TEXT TO READ:

The package is dense and the applications for aid are long and complex, leaving potential beneficiaries scrambling to understand, much less secure, payouts. On the bright side, the lengthy bill is full of opportunity: CohnReznick partner and practice leader of federal tax services Brian Newman said provisions could lead to previously unexpected potential refunds from past years, offering an extra boost for commercial real estate employers and property owners.  Show Full Story

 

I think there’s a lot of optimism around it,” Newman said of CARES, which contains what he sees as taxpayer-friendly provisions that should help free taxpayer dollars.

 

These are included alongside the Small Business Association loan Paycheck Protection Program. For certain businesses with under 500 employees per location, forgivable loans are available from the SBA to address payroll expenses — salaries, bonuses, healthcare and retirement benefits, and parental leave — and in some cases, to a limited extent rent or mortgage interest payment. 

 

Businesses may then be able to apply for loan forgiveness for funds used in the first eight weeks of the program — but the amount forgiven will be reduced for employers that lay off employees or reduce wages by more than 25%. 

 

Newman said many business owners are focused on this loan in hopes of securing enough financial assistance to hang on to their employees. At this early stage, he said there are plenty of unanswered questions, down to the basics, such as what companies are eligible. “How do you determine whether you fit into the under 500 employees or not? We’re looking at these questions trying to help our clients make a determination, but we’re still hoping for additional guidance here.”

 

What many business owners are not so focused on are the tax provisions. In the pages of the CARES Act are bills concerning net operating losses, excess business losses, business interest expense and depreciation rules, to name a few.

DATASET CONTENT:
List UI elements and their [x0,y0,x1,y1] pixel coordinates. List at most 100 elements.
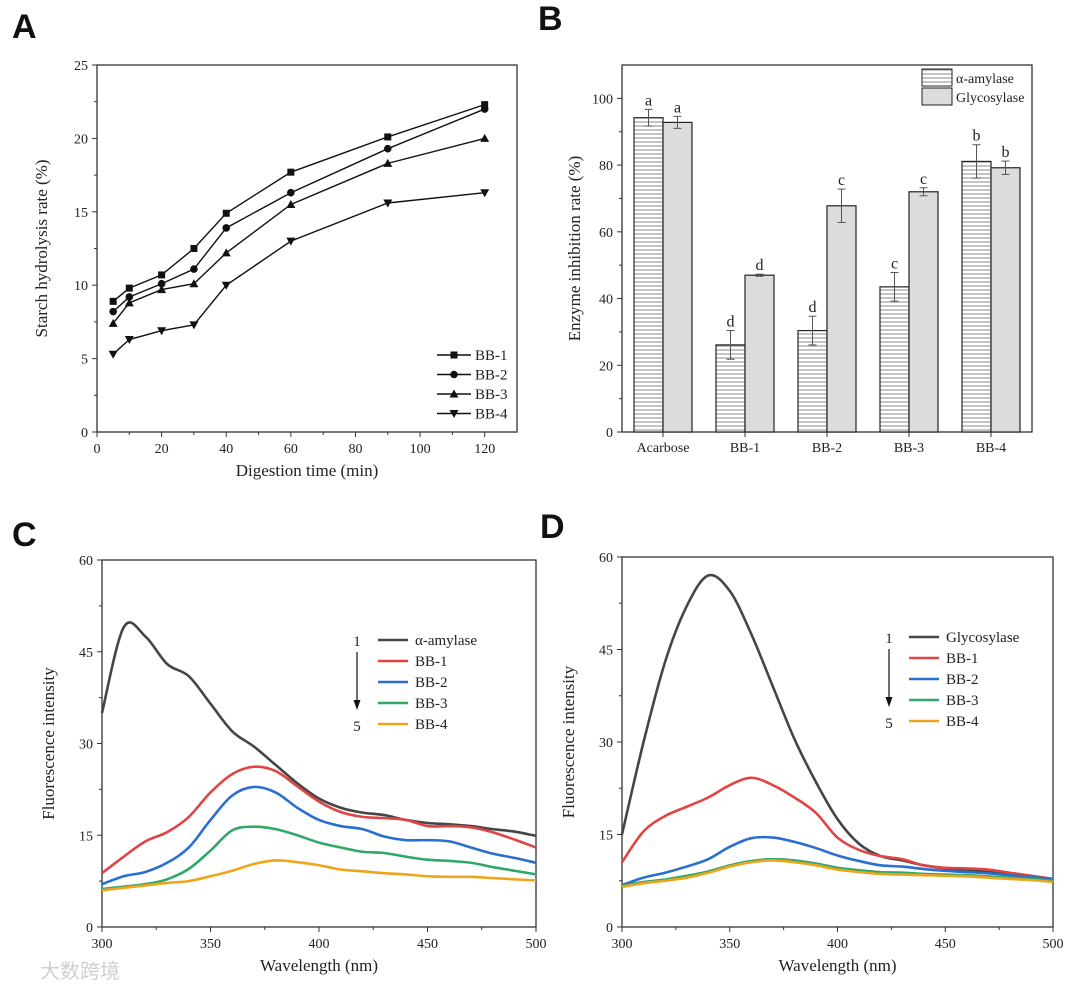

WORK TO DO: From the CARES Act article, copy the passage word for word, starting at "These are included" and ending at "mortgage interest payment.".

SOLUTION:
These are included alongside the Small Business Association loan Paycheck Protection Program. For certain businesses with under 500 employees per location, forgivable loans are available from the SBA to address payroll expenses — salaries, bonuses, healthcare and retirement benefits, and parental leave — and in some cases, to a limited extent rent or mortgage interest payment.